*What to do:*
Copy out every line containing the word "Pawlik".

*Raw data:*

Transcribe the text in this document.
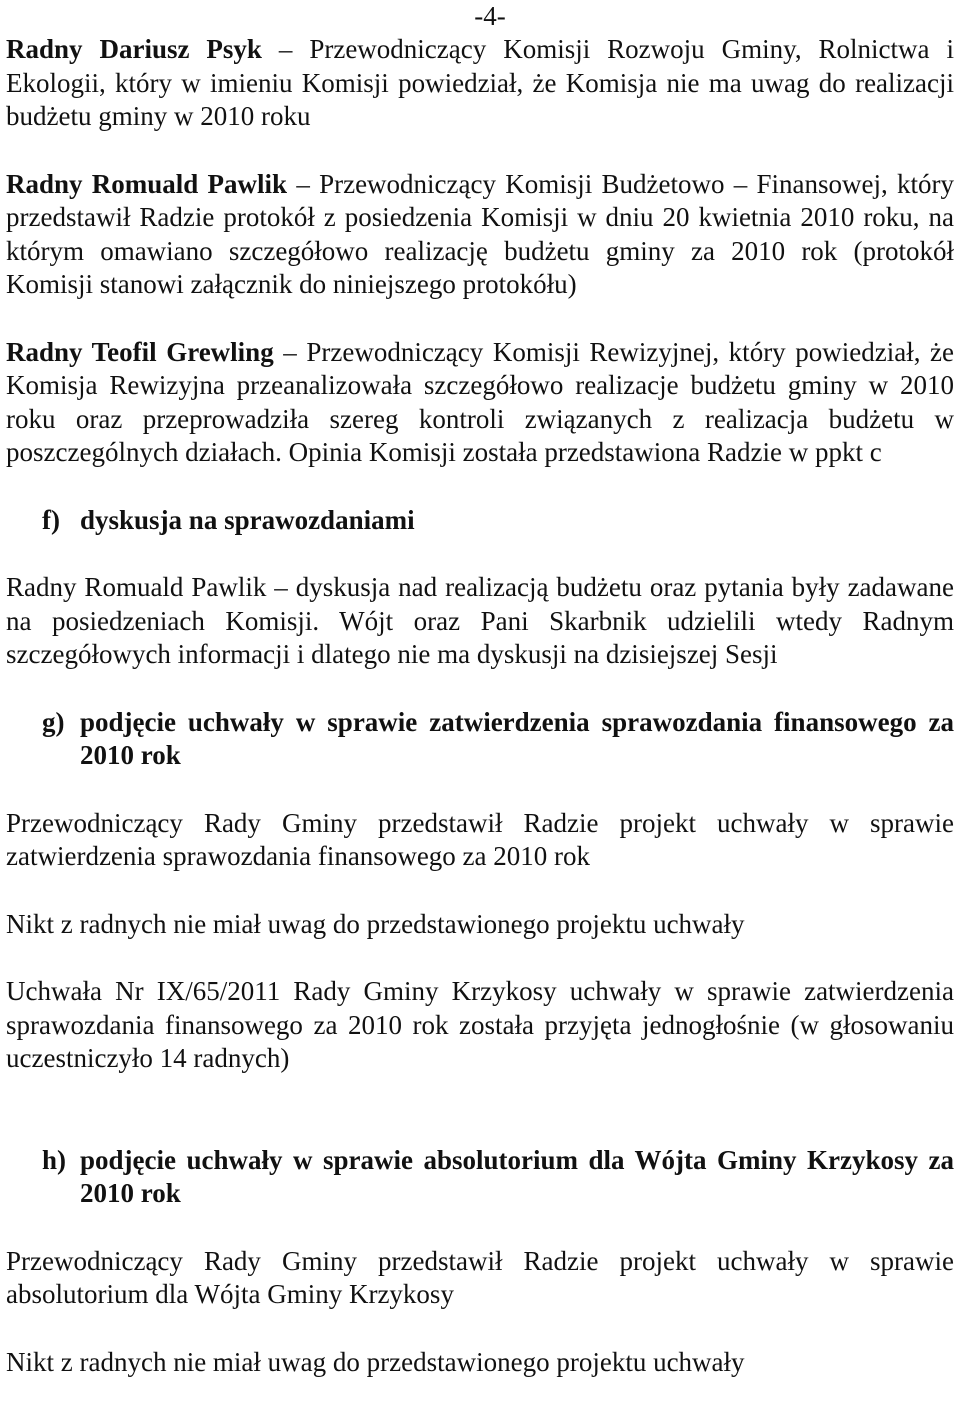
-4-

Radny Dariusz Psyk – Przewodniczący Komisji Rozwoju Gminy, Rolnictwa i Ekologii, który w imieniu Komisji powiedział, że Komisja nie ma uwag do realizacji budżetu gminy w 2010 roku

Radny Romuald Pawlik – Przewodniczący Komisji Budżetowo – Finansowej, który przedstawił Radzie protokół z posiedzenia Komisji w dniu 20 kwietnia 2010 roku, na którym omawiano szczegółowo realizację budżetu gminy za 2010 rok (protokół Komisji stanowi załącznik do niniejszego protokółu)

Radny Teofil Grewling – Przewodniczący Komisji Rewizyjnej, który powiedział, że Komisja Rewizyjna przeanalizowała szczegółowo realizacje budżetu gminy w 2010 roku oraz przeprowadziła szereg kontroli związanych z realizacja budżetu w poszczególnych działach. Opinia Komisji została przedstawiona Radzie w ppkt c

f) dyskusja na sprawozdaniami

Radny Romuald Pawlik – dyskusja nad realizacją budżetu oraz pytania były zadawane na posiedzeniach Komisji. Wójt oraz Pani Skarbnik udzielili wtedy Radnym szczegółowych informacji i dlatego nie ma dyskusji na dzisiejszej Sesji

g) podjęcie uchwały w sprawie zatwierdzenia sprawozdania finansowego za 2010 rok

Przewodniczący Rady Gminy przedstawił Radzie projekt uchwały w sprawie zatwierdzenia sprawozdania finansowego za 2010 rok

Nikt z radnych nie miał uwag do przedstawionego projektu uchwały

Uchwała Nr IX/65/2011 Rady Gminy Krzykosy uchwały w sprawie zatwierdzenia sprawozdania finansowego za 2010 rok została przyjęta jednogłośnie (w głosowaniu uczestniczyło 14 radnych)

h) podjęcie uchwały w sprawie absolutorium dla Wójta Gminy Krzykosy za 2010 rok

Przewodniczący Rady Gminy przedstawił Radzie projekt uchwały w sprawie absolutorium dla Wójta Gminy Krzykosy

Nikt z radnych nie miał uwag do przedstawionego projektu uchwały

*Solved problem:*
Radny Romuald Pawlik – Przewodniczący Komisji Budżetowo – Finansowej, który przedstawił Radzie protokół z posiedzenia Komisji w dniu 20 kwietnia 2010 roku, na którym omawiano szczegółowo realizację budżetu gminy za 2010 rok (protokół Komisji stanowi załącznik do niniejszego protokółu)
Radny Romuald Pawlik – dyskusja nad realizacją budżetu oraz pytania były zadawane na posiedzeniach Komisji. Wójt oraz Pani Skarbnik udzielili wtedy Radnym szczegółowych informacji i dlatego nie ma dyskusji na dzisiejszej Sesji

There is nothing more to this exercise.